▶ Given exercise: Check each line for the string "sequence", then give only how many lines have it.

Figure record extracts
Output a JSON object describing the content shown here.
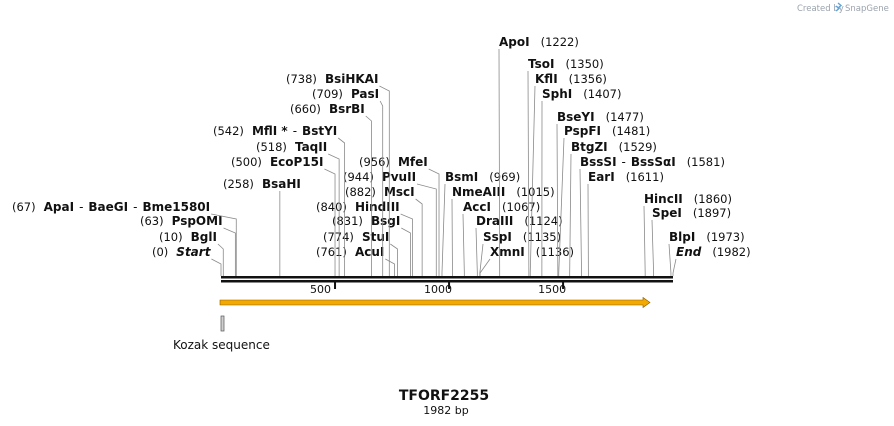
{
  "header": {
    "created_by": "Created by",
    "brand": "SnapGene"
  },
  "sequence": {
    "name": "TFORF2255",
    "length_label": "1982 bp",
    "length": 1982
  },
  "axis": {
    "ticks": [
      "500",
      "1000",
      "1500"
    ],
    "tick_values": [
      500,
      1000,
      1500
    ]
  },
  "features": [
    {
      "name": "ORF arrow",
      "label": "",
      "start": 0,
      "end": 1982,
      "color": "#f2a900"
    },
    {
      "name": "Kozak sequence",
      "label": "Kozak sequence",
      "start": 0,
      "end": 10,
      "color": "#888888"
    }
  ],
  "sites": [
    {
      "id": "start",
      "pos": "(0)",
      "value": 0,
      "names": [
        "Start"
      ],
      "italic": true
    },
    {
      "id": "bgli",
      "pos": "(10)",
      "value": 10,
      "names": [
        "BglI"
      ]
    },
    {
      "id": "psp0mi",
      "pos": "(63)",
      "value": 63,
      "names": [
        "PspOMI"
      ]
    },
    {
      "id": "apai",
      "pos": "(67)",
      "value": 67,
      "names": [
        "ApaI",
        "BaeGI",
        "Bme1580I"
      ]
    },
    {
      "id": "bsahi",
      "pos": "(258)",
      "value": 258,
      "names": [
        "BsaHI"
      ]
    },
    {
      "id": "ecop15i",
      "pos": "(500)",
      "value": 500,
      "names": [
        "EcoP15I"
      ]
    },
    {
      "id": "taqii",
      "pos": "(518)",
      "value": 518,
      "names": [
        "TaqII"
      ]
    },
    {
      "id": "mfli",
      "pos": "(542)",
      "value": 542,
      "names": [
        "MflI *",
        "BstYI"
      ]
    },
    {
      "id": "bsrbi",
      "pos": "(660)",
      "value": 660,
      "names": [
        "BsrBI"
      ]
    },
    {
      "id": "pasi",
      "pos": "(709)",
      "value": 709,
      "names": [
        "PasI"
      ]
    },
    {
      "id": "bsihkai",
      "pos": "(738)",
      "value": 738,
      "names": [
        "BsiHKAI"
      ]
    },
    {
      "id": "acui",
      "pos": "(761)",
      "value": 761,
      "names": [
        "AcuI"
      ]
    },
    {
      "id": "stui",
      "pos": "(774)",
      "value": 774,
      "names": [
        "StuI"
      ]
    },
    {
      "id": "bsgi",
      "pos": "(831)",
      "value": 831,
      "names": [
        "BsgI"
      ]
    },
    {
      "id": "hindiii",
      "pos": "(840)",
      "value": 840,
      "names": [
        "HindIII"
      ]
    },
    {
      "id": "msci",
      "pos": "(882)",
      "value": 882,
      "names": [
        "MscI"
      ]
    },
    {
      "id": "pvuii",
      "pos": "(944)",
      "value": 944,
      "names": [
        "PvuII"
      ]
    },
    {
      "id": "mfei",
      "pos": "(956)",
      "value": 956,
      "names": [
        "MfeI"
      ]
    },
    {
      "id": "bsmi",
      "pos": "(969)",
      "value": 969,
      "names": [
        "BsmI"
      ]
    },
    {
      "id": "nmeaiii",
      "pos": "(1015)",
      "value": 1015,
      "names": [
        "NmeAIII"
      ]
    },
    {
      "id": "acci",
      "pos": "(1067)",
      "value": 1067,
      "names": [
        "AccI"
      ]
    },
    {
      "id": "draiii",
      "pos": "(1124)",
      "value": 1124,
      "names": [
        "DraIII"
      ]
    },
    {
      "id": "sspi",
      "pos": "(1135)",
      "value": 1135,
      "names": [
        "SspI"
      ]
    },
    {
      "id": "xmni",
      "pos": "(1136)",
      "value": 1136,
      "names": [
        "XmnI"
      ]
    },
    {
      "id": "apoi",
      "pos": "(1222)",
      "value": 1222,
      "names": [
        "ApoI"
      ]
    },
    {
      "id": "tsoi",
      "pos": "(1350)",
      "value": 1350,
      "names": [
        "TsoI"
      ]
    },
    {
      "id": "kfli",
      "pos": "(1356)",
      "value": 1356,
      "names": [
        "KflI"
      ]
    },
    {
      "id": "sphi",
      "pos": "(1407)",
      "value": 1407,
      "names": [
        "SphI"
      ]
    },
    {
      "id": "bseyi",
      "pos": "(1477)",
      "value": 1477,
      "names": [
        "BseYI"
      ]
    },
    {
      "id": "pspfi",
      "pos": "(1481)",
      "value": 1481,
      "names": [
        "PspFI"
      ]
    },
    {
      "id": "btgzi",
      "pos": "(1529)",
      "value": 1529,
      "names": [
        "BtgZI"
      ]
    },
    {
      "id": "bsssi",
      "pos": "(1581)",
      "value": 1581,
      "names": [
        "BssSI",
        "BssSαI"
      ]
    },
    {
      "id": "eari",
      "pos": "(1611)",
      "value": 1611,
      "names": [
        "EarI"
      ]
    },
    {
      "id": "hincii",
      "pos": "(1860)",
      "value": 1860,
      "names": [
        "HincII"
      ]
    },
    {
      "id": "spei",
      "pos": "(1897)",
      "value": 1897,
      "names": [
        "SpeI"
      ]
    },
    {
      "id": "blpi",
      "pos": "(1973)",
      "value": 1973,
      "names": [
        "BlpI"
      ]
    },
    {
      "id": "end",
      "pos": "(1982)",
      "value": 1982,
      "names": [
        "End"
      ],
      "italic": true
    }
  ]
}
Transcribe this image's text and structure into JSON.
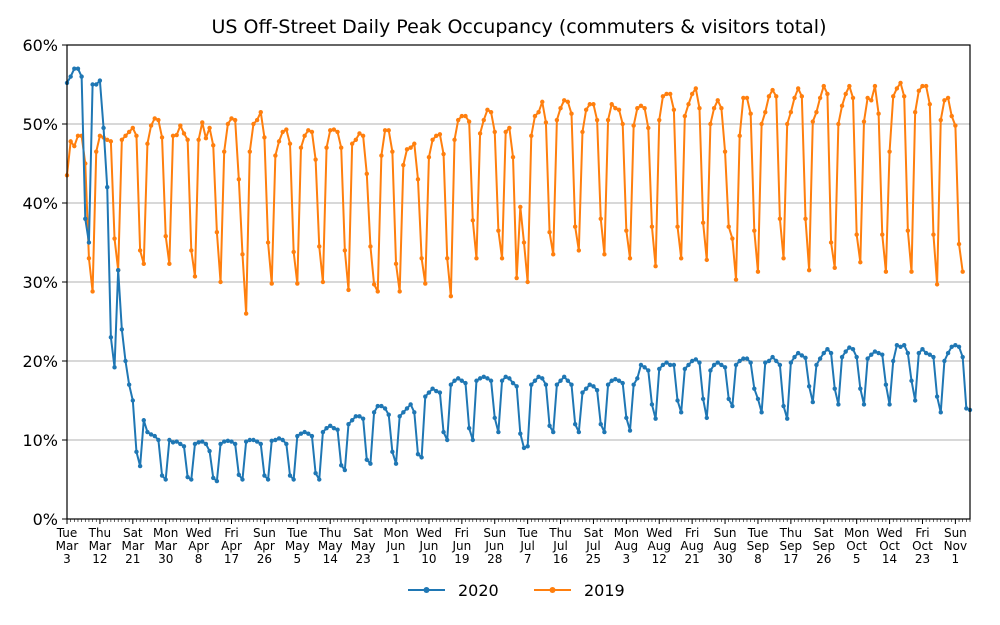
{
  "chart_data": {
    "type": "line",
    "title": "US Off-Street Daily Peak Occupancy (commuters & visitors total)",
    "xlabel": "",
    "ylabel": "",
    "x_start": "Mar 3",
    "x_end": "Nov 1",
    "ylim": [
      0,
      60
    ],
    "y_ticks": [
      "0%",
      "10%",
      "20%",
      "30%",
      "40%",
      "50%",
      "60%"
    ],
    "y_tick_values": [
      0,
      10,
      20,
      30,
      40,
      50,
      60
    ],
    "grid": "horizontal",
    "legend_position": "bottom-center",
    "x_ticks": [
      {
        "day": 0,
        "dow": "Tue",
        "mon": "Mar",
        "dom": "3"
      },
      {
        "day": 9,
        "dow": "Thu",
        "mon": "Mar",
        "dom": "12"
      },
      {
        "day": 18,
        "dow": "Sat",
        "mon": "Mar",
        "dom": "21"
      },
      {
        "day": 27,
        "dow": "Mon",
        "mon": "Mar",
        "dom": "30"
      },
      {
        "day": 36,
        "dow": "Wed",
        "mon": "Apr",
        "dom": "8"
      },
      {
        "day": 45,
        "dow": "Fri",
        "mon": "Apr",
        "dom": "17"
      },
      {
        "day": 54,
        "dow": "Sun",
        "mon": "Apr",
        "dom": "26"
      },
      {
        "day": 63,
        "dow": "Tue",
        "mon": "May",
        "dom": "5"
      },
      {
        "day": 72,
        "dow": "Thu",
        "mon": "May",
        "dom": "14"
      },
      {
        "day": 81,
        "dow": "Sat",
        "mon": "May",
        "dom": "23"
      },
      {
        "day": 90,
        "dow": "Mon",
        "mon": "Jun",
        "dom": "1"
      },
      {
        "day": 99,
        "dow": "Wed",
        "mon": "Jun",
        "dom": "10"
      },
      {
        "day": 108,
        "dow": "Fri",
        "mon": "Jun",
        "dom": "19"
      },
      {
        "day": 117,
        "dow": "Sun",
        "mon": "Jun",
        "dom": "28"
      },
      {
        "day": 126,
        "dow": "Tue",
        "mon": "Jul",
        "dom": "7"
      },
      {
        "day": 135,
        "dow": "Thu",
        "mon": "Jul",
        "dom": "16"
      },
      {
        "day": 144,
        "dow": "Sat",
        "mon": "Jul",
        "dom": "25"
      },
      {
        "day": 153,
        "dow": "Mon",
        "mon": "Aug",
        "dom": "3"
      },
      {
        "day": 162,
        "dow": "Wed",
        "mon": "Aug",
        "dom": "12"
      },
      {
        "day": 171,
        "dow": "Fri",
        "mon": "Aug",
        "dom": "21"
      },
      {
        "day": 180,
        "dow": "Sun",
        "mon": "Aug",
        "dom": "30"
      },
      {
        "day": 189,
        "dow": "Tue",
        "mon": "Sep",
        "dom": "8"
      },
      {
        "day": 198,
        "dow": "Thu",
        "mon": "Sep",
        "dom": "17"
      },
      {
        "day": 207,
        "dow": "Sat",
        "mon": "Sep",
        "dom": "26"
      },
      {
        "day": 216,
        "dow": "Mon",
        "mon": "Oct",
        "dom": "5"
      },
      {
        "day": 225,
        "dow": "Wed",
        "mon": "Oct",
        "dom": "14"
      },
      {
        "day": 234,
        "dow": "Fri",
        "mon": "Oct",
        "dom": "23"
      },
      {
        "day": 243,
        "dow": "Sun",
        "mon": "Nov",
        "dom": "1"
      }
    ],
    "series": [
      {
        "name": "2020",
        "color": "#1f77b4",
        "values": [
          55.2,
          56.0,
          57.0,
          57.0,
          56.0,
          38.0,
          35.0,
          55.0,
          55.0,
          55.5,
          49.5,
          42.0,
          23.0,
          19.2,
          31.5,
          24.0,
          20.0,
          17.0,
          15.0,
          8.5,
          6.7,
          12.5,
          11.0,
          10.7,
          10.5,
          10.0,
          5.5,
          5.0,
          10.0,
          9.7,
          9.8,
          9.5,
          9.2,
          5.3,
          5.0,
          9.5,
          9.7,
          9.8,
          9.5,
          8.6,
          5.2,
          4.8,
          9.5,
          9.8,
          9.9,
          9.8,
          9.5,
          5.6,
          5.0,
          9.8,
          10.0,
          10.0,
          9.8,
          9.5,
          5.5,
          5.0,
          9.9,
          10.0,
          10.2,
          10.0,
          9.5,
          5.5,
          5.0,
          10.5,
          10.8,
          11.0,
          10.8,
          10.5,
          5.8,
          5.0,
          11.0,
          11.5,
          11.8,
          11.5,
          11.3,
          6.8,
          6.2,
          12.0,
          12.5,
          13.0,
          13.0,
          12.7,
          7.5,
          7.0,
          13.5,
          14.3,
          14.3,
          14.0,
          13.2,
          8.5,
          7.0,
          13.0,
          13.5,
          14.0,
          14.5,
          13.5,
          8.2,
          7.8,
          15.5,
          16.0,
          16.5,
          16.2,
          16.0,
          11.0,
          10.0,
          17.0,
          17.5,
          17.8,
          17.5,
          17.2,
          11.5,
          10.0,
          17.5,
          17.8,
          18.0,
          17.8,
          17.5,
          12.8,
          11.0,
          17.5,
          18.0,
          17.8,
          17.2,
          16.8,
          10.8,
          9.0,
          9.2,
          17.0,
          17.5,
          18.0,
          17.8,
          17.0,
          11.8,
          11.0,
          17.0,
          17.5,
          18.0,
          17.5,
          17.0,
          12.0,
          11.0,
          16.0,
          16.5,
          17.0,
          16.8,
          16.3,
          12.0,
          11.0,
          17.0,
          17.5,
          17.7,
          17.5,
          17.2,
          12.8,
          11.2,
          17.0,
          17.8,
          19.5,
          19.2,
          18.8,
          14.5,
          12.7,
          19.0,
          19.5,
          19.8,
          19.5,
          19.5,
          15.0,
          13.5,
          19.0,
          19.5,
          20.0,
          20.2,
          19.8,
          15.2,
          12.8,
          18.8,
          19.5,
          19.8,
          19.5,
          19.2,
          15.2,
          14.3,
          19.5,
          20.0,
          20.3,
          20.3,
          19.8,
          16.5,
          15.2,
          13.5,
          19.8,
          20.0,
          20.5,
          20.0,
          19.5,
          14.3,
          12.7,
          19.8,
          20.5,
          21.0,
          20.7,
          20.4,
          16.8,
          14.8,
          19.5,
          20.3,
          21.0,
          21.5,
          21.0,
          16.5,
          14.5,
          20.5,
          21.2,
          21.7,
          21.5,
          20.5,
          16.5,
          14.5,
          20.3,
          20.8,
          21.2,
          21.0,
          20.8,
          17.0,
          14.5,
          20.0,
          22.0,
          21.8,
          22.0,
          21.0,
          17.5,
          15.0,
          21.0,
          21.5,
          21.0,
          20.8,
          20.5,
          15.5,
          13.5,
          20.0,
          21.0,
          21.8,
          22.0,
          21.8,
          20.5,
          14.0,
          13.8
        ]
      },
      {
        "name": "2019",
        "color": "#ff7f0e",
        "values": [
          43.5,
          47.8,
          47.2,
          48.5,
          48.5,
          45.0,
          33.0,
          28.8,
          46.5,
          48.5,
          48.3,
          48.0,
          47.8,
          35.5,
          31.5,
          48.0,
          48.5,
          49.0,
          49.5,
          48.5,
          34.0,
          32.3,
          47.5,
          49.8,
          50.7,
          50.5,
          48.3,
          35.8,
          32.3,
          48.5,
          48.6,
          49.8,
          48.8,
          48.0,
          34.0,
          30.7,
          48.0,
          50.2,
          48.2,
          49.5,
          47.3,
          36.3,
          30.0,
          46.5,
          50.0,
          50.7,
          50.5,
          43.0,
          33.5,
          26.0,
          46.5,
          50.0,
          50.5,
          51.5,
          48.3,
          35.0,
          29.8,
          46.0,
          47.8,
          49.0,
          49.3,
          47.5,
          33.8,
          29.8,
          47.0,
          48.5,
          49.2,
          49.0,
          45.5,
          34.5,
          30.0,
          47.0,
          49.2,
          49.3,
          49.0,
          47.0,
          34.0,
          29.0,
          47.5,
          48.0,
          48.8,
          48.5,
          43.7,
          34.5,
          29.7,
          28.8,
          46.0,
          49.2,
          49.2,
          46.5,
          32.3,
          28.8,
          44.8,
          46.8,
          47.0,
          47.5,
          43.0,
          33.0,
          29.8,
          45.8,
          48.0,
          48.5,
          48.7,
          46.2,
          33.0,
          28.2,
          48.0,
          50.5,
          51.0,
          51.0,
          50.3,
          37.8,
          33.0,
          48.8,
          50.5,
          51.8,
          51.5,
          49.0,
          36.5,
          33.0,
          49.0,
          49.5,
          45.8,
          30.5,
          39.5,
          35.0,
          30.0,
          48.5,
          51.0,
          51.5,
          52.8,
          50.2,
          36.3,
          33.5,
          50.5,
          52.0,
          53.0,
          52.8,
          51.3,
          37.0,
          34.0,
          49.0,
          51.8,
          52.5,
          52.5,
          50.5,
          38.0,
          33.5,
          50.5,
          52.5,
          52.0,
          51.8,
          50.0,
          36.5,
          33.0,
          49.8,
          52.0,
          52.3,
          52.0,
          49.5,
          37.0,
          32.0,
          50.5,
          53.5,
          53.8,
          53.8,
          51.8,
          37.0,
          33.0,
          51.0,
          52.5,
          53.8,
          54.5,
          52.0,
          37.5,
          32.8,
          50.0,
          52.0,
          53.0,
          52.0,
          46.5,
          37.0,
          35.5,
          30.3,
          48.5,
          53.3,
          53.3,
          51.3,
          36.5,
          31.3,
          50.0,
          51.5,
          53.5,
          54.3,
          53.5,
          38.0,
          33.0,
          50.0,
          51.5,
          53.3,
          54.5,
          53.5,
          38.0,
          31.5,
          50.3,
          51.5,
          53.3,
          54.8,
          53.8,
          35.0,
          31.8,
          50.0,
          52.3,
          53.8,
          54.8,
          53.3,
          36.0,
          32.5,
          50.3,
          53.3,
          53.0,
          54.8,
          51.3,
          36.0,
          31.3,
          46.5,
          53.5,
          54.5,
          55.2,
          53.5,
          36.5,
          31.3,
          51.5,
          54.2,
          54.8,
          54.8,
          52.5,
          36.0,
          29.7,
          50.5,
          53.0,
          53.3,
          51.0,
          49.8,
          34.8,
          31.3
        ]
      }
    ]
  }
}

▶ Result of the exercise: 3